Written instruction. Search the records that follow and extract every line containing the string "source".
= = = = = = =
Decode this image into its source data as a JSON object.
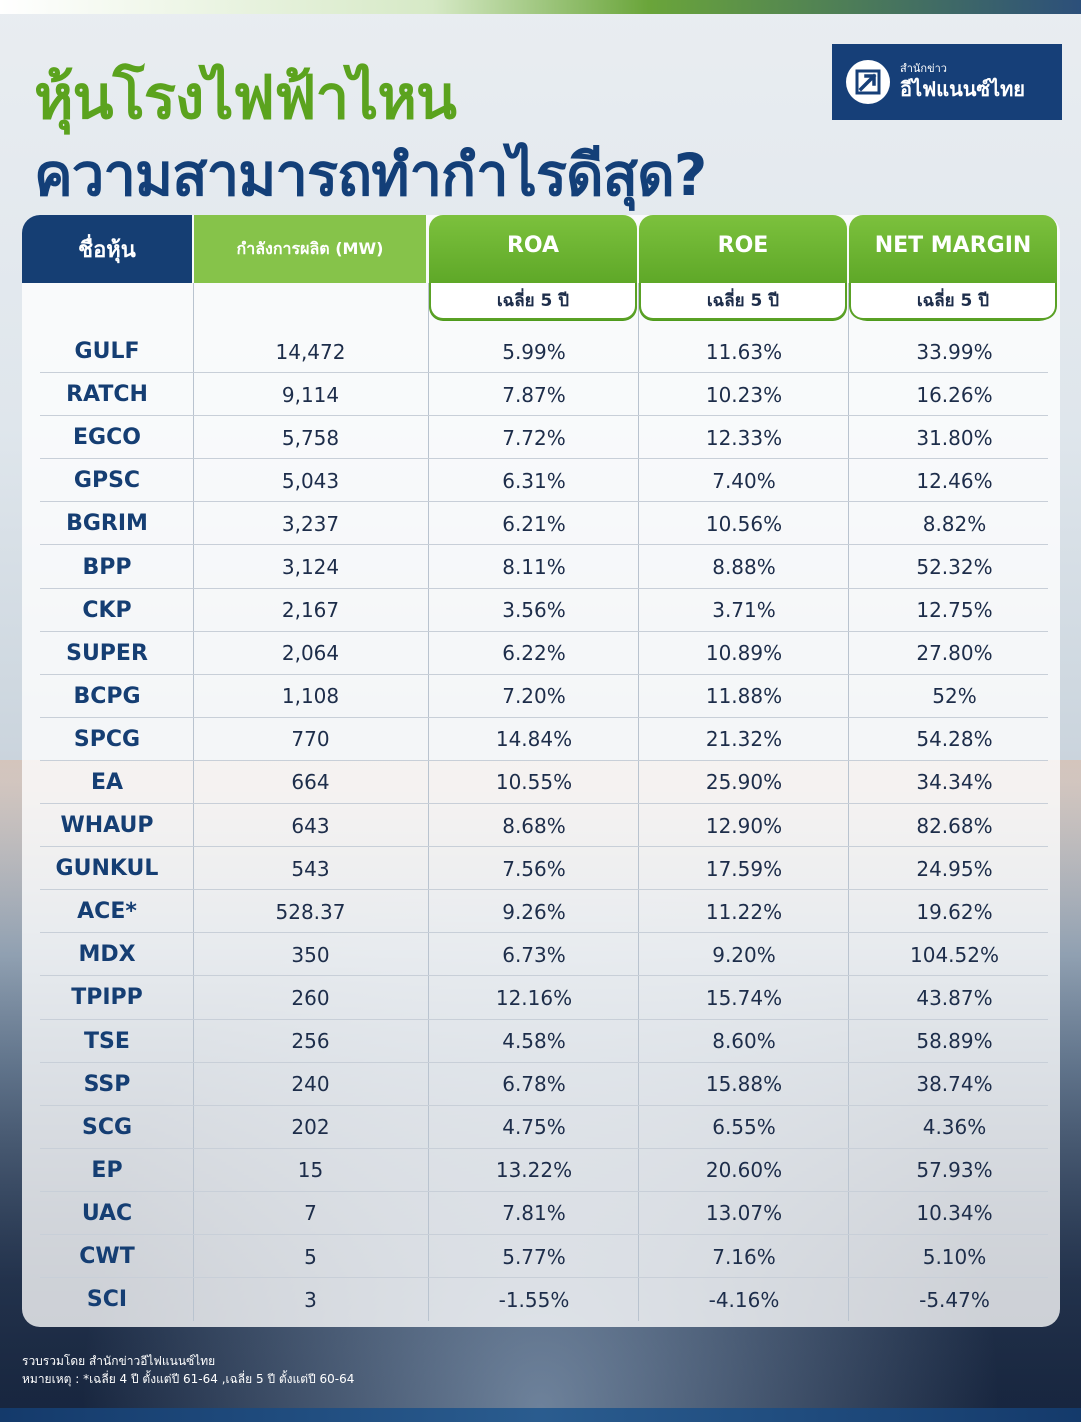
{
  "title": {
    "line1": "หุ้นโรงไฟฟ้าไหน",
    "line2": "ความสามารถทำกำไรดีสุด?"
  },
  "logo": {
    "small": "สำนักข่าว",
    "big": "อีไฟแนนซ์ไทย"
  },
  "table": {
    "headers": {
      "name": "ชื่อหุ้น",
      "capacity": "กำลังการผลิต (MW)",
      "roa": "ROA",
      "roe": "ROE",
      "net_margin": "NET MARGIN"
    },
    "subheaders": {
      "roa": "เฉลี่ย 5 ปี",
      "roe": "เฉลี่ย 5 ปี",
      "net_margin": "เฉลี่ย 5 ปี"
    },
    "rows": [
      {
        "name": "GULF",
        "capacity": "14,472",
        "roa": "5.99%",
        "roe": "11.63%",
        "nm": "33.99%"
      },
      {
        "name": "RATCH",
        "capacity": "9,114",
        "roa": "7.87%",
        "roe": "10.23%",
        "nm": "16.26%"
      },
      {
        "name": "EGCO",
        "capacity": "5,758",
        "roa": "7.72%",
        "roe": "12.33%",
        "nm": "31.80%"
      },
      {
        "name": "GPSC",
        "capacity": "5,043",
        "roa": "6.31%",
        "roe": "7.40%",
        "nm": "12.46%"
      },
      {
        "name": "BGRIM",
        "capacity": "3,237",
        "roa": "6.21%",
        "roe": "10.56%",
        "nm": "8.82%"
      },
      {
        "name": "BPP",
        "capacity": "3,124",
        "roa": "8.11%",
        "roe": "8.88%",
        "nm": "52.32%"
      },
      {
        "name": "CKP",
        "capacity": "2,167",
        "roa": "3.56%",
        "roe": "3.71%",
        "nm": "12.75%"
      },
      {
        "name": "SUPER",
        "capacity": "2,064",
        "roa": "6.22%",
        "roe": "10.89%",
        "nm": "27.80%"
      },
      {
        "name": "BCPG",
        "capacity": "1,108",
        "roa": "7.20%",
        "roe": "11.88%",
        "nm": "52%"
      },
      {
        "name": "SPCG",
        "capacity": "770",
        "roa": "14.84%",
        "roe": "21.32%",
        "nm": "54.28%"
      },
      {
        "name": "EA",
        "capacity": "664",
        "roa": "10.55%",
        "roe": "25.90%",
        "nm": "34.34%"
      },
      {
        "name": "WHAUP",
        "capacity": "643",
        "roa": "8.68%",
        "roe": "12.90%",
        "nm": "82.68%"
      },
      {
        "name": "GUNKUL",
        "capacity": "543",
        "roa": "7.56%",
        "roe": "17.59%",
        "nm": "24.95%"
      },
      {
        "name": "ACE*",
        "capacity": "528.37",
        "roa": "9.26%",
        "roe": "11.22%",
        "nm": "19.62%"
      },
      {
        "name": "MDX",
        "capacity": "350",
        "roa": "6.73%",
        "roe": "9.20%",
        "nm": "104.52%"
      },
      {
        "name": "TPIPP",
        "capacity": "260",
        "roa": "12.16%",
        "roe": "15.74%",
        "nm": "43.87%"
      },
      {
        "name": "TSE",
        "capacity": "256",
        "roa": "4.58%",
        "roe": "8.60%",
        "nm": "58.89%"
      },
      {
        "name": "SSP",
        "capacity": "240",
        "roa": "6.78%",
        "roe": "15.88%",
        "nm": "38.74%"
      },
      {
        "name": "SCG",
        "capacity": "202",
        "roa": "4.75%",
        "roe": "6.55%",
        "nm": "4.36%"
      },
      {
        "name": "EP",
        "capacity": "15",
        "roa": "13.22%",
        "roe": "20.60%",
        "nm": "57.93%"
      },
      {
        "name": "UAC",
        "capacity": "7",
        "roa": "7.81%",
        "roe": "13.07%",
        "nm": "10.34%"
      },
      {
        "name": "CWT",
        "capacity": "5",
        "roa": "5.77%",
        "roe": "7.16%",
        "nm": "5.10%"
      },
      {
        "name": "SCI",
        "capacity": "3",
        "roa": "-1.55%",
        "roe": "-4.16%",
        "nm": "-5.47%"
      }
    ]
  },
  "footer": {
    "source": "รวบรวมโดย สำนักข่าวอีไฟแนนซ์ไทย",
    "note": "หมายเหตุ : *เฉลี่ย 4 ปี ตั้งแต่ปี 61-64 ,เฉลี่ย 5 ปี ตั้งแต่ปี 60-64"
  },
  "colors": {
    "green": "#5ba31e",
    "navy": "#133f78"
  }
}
= = = = = = =
The output.
Decode this image into its source data as a JSON object.
    "source": "รวบรวมโดย สำนักข่าวอีไฟแนนซ์ไทย",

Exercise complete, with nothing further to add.